**EXERCISE DIRECTIONS**
In the data below, locate each line with the word "into" and list it.

* BEGIN MATERIAL FOR THIS EXERCISE *

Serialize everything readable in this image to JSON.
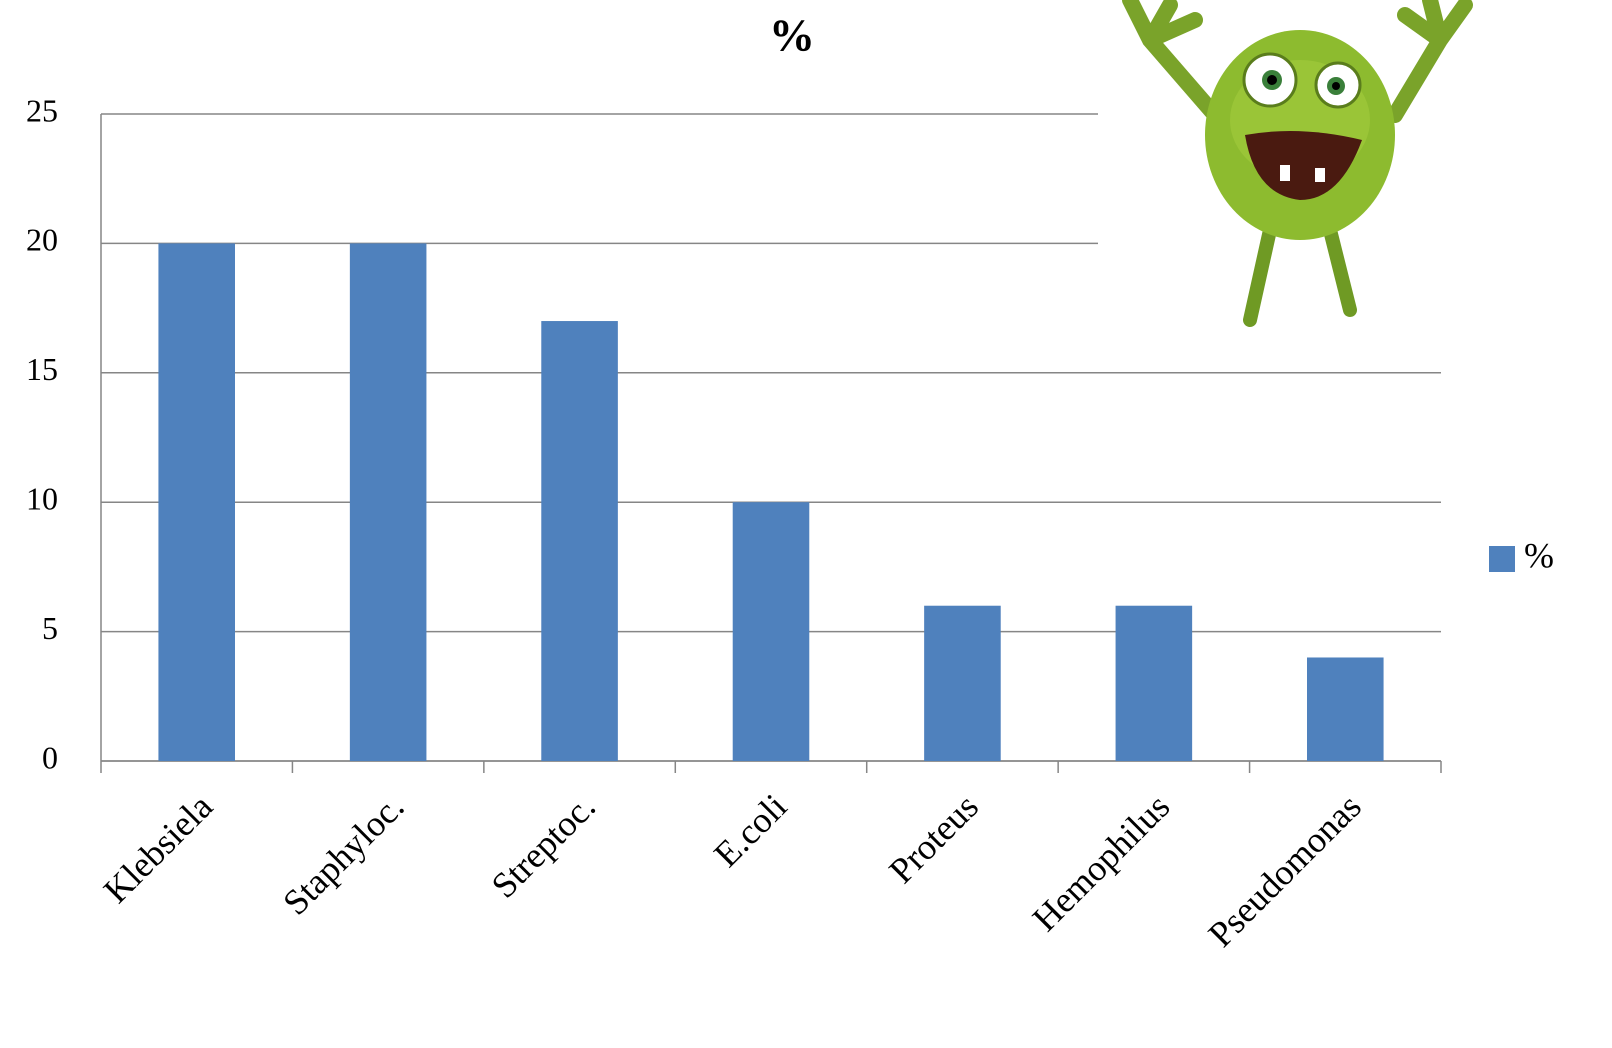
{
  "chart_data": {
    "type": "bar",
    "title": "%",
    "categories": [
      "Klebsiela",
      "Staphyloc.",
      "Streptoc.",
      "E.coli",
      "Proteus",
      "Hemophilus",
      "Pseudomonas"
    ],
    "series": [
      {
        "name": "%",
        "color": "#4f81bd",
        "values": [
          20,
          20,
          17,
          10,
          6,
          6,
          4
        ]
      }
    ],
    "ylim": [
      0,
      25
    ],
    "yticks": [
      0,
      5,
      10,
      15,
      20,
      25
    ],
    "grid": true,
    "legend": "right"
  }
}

* END MATERIAL FOR THIS EXERCISE *
* BEGIN MATERIAL FOR THIS EXERCISE *

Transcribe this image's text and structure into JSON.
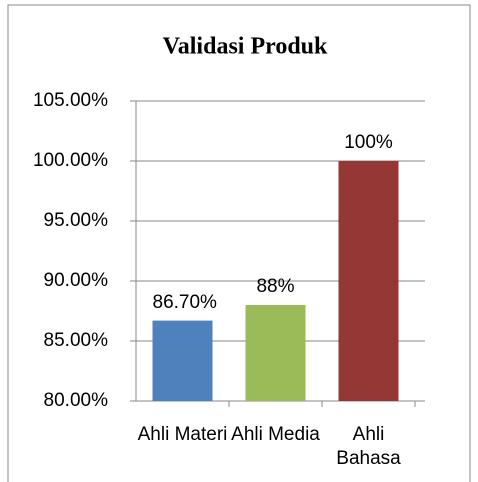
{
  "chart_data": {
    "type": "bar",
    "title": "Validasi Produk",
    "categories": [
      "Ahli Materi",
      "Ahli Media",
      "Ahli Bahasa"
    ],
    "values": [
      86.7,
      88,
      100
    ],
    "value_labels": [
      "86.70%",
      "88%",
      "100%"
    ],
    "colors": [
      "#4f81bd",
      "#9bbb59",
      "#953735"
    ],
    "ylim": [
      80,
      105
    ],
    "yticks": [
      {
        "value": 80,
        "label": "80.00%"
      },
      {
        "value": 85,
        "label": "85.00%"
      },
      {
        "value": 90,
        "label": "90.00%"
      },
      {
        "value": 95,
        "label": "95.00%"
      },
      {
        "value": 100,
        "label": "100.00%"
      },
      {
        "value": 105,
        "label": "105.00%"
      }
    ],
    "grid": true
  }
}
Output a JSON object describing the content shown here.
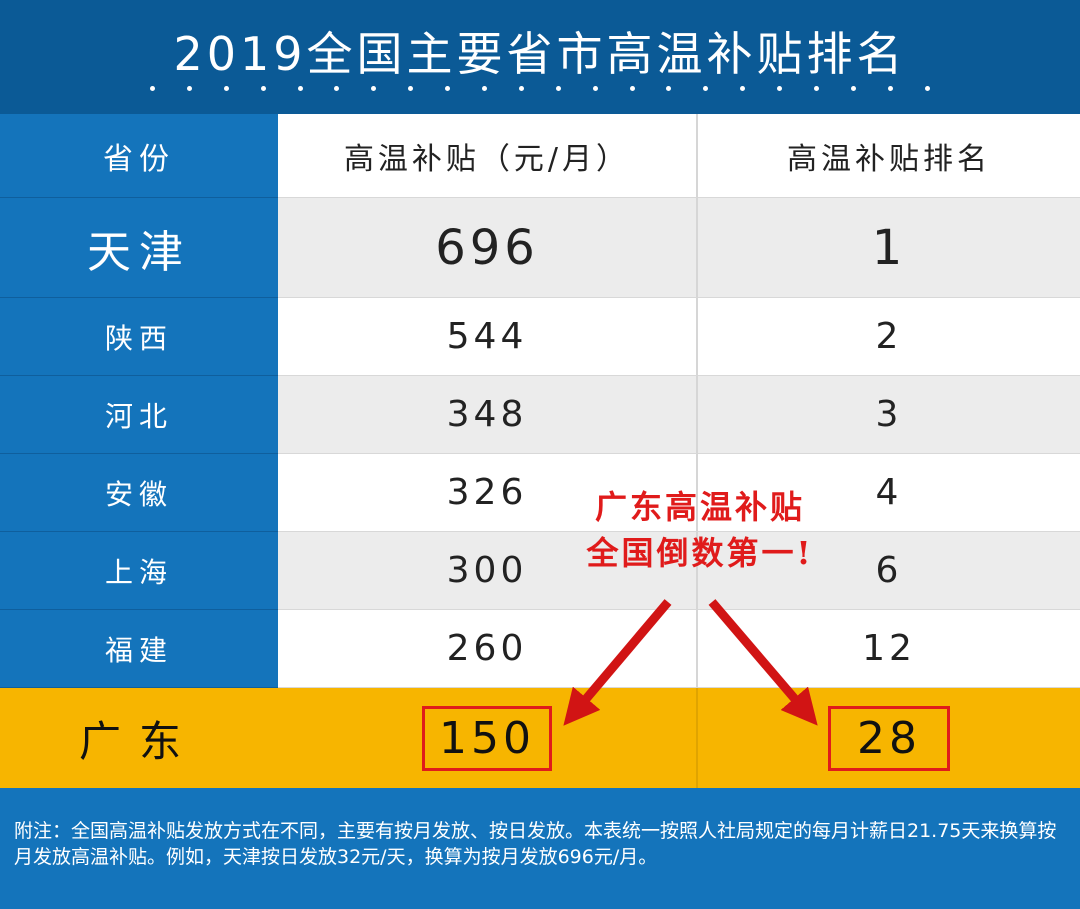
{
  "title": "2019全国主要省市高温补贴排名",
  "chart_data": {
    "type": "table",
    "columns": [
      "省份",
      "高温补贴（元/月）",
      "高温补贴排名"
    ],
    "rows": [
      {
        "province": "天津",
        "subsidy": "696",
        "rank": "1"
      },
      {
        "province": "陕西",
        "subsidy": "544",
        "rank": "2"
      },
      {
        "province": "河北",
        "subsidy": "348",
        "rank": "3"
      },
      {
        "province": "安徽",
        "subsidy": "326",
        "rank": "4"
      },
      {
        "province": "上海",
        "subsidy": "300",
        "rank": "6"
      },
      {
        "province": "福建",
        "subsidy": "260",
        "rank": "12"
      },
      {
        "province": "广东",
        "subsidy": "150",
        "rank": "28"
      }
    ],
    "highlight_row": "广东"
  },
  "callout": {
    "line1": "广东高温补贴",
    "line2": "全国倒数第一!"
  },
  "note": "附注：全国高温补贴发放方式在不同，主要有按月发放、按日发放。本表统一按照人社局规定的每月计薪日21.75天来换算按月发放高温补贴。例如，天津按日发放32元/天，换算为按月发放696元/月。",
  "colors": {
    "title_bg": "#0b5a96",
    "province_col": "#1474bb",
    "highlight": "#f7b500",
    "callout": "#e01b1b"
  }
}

* END MATERIAL FOR THIS EXERCISE *
* BEGIN MATERIAL FOR THIS EXERCISE *

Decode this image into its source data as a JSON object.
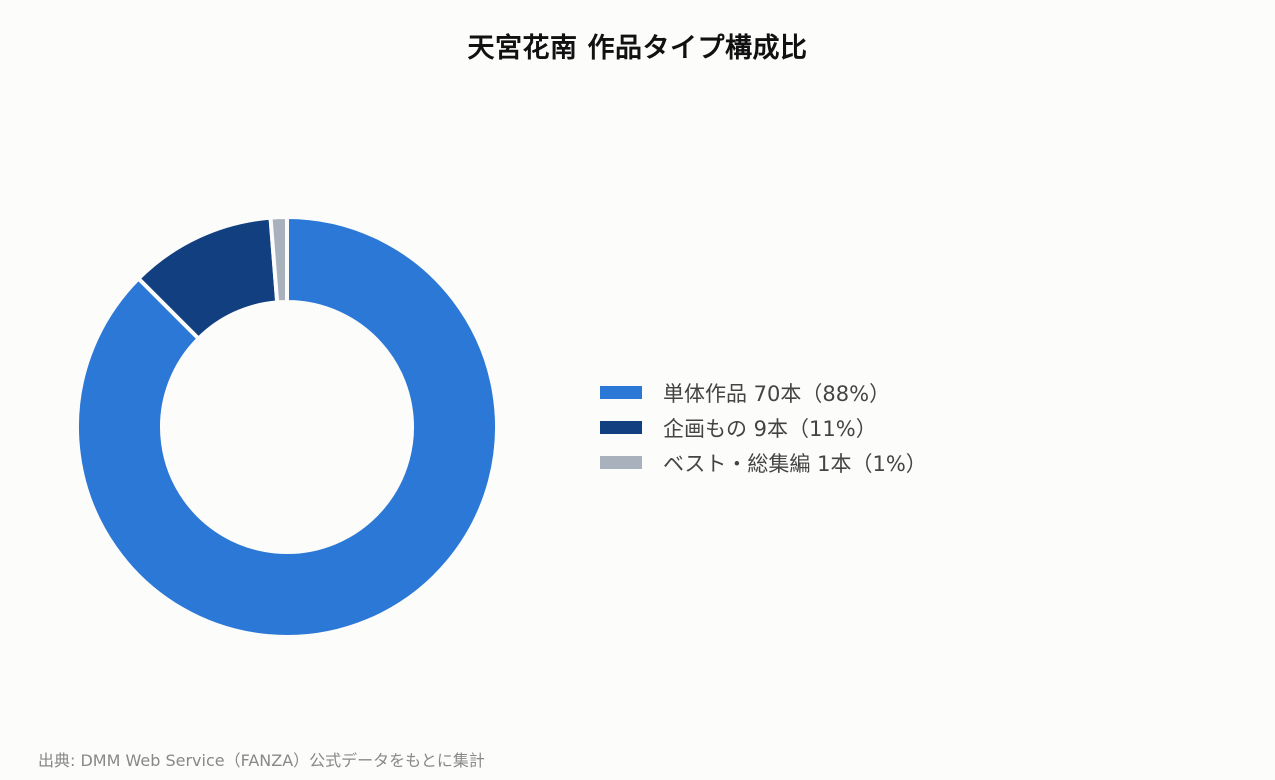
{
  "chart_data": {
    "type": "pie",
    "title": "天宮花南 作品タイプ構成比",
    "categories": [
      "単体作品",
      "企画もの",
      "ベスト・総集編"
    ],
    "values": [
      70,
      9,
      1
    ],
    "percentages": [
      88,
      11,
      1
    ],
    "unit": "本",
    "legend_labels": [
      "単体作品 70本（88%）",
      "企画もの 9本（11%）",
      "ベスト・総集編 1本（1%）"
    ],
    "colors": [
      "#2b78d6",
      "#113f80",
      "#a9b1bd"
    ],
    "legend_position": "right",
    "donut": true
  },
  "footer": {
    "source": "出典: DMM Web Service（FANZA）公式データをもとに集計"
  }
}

* END MATERIAL FOR THIS EXERCISE *

**SOLUTION FOR THIS TASK**
Transcribe this image's text and structure into JSON.
Decode this image into its source data as a JSON object.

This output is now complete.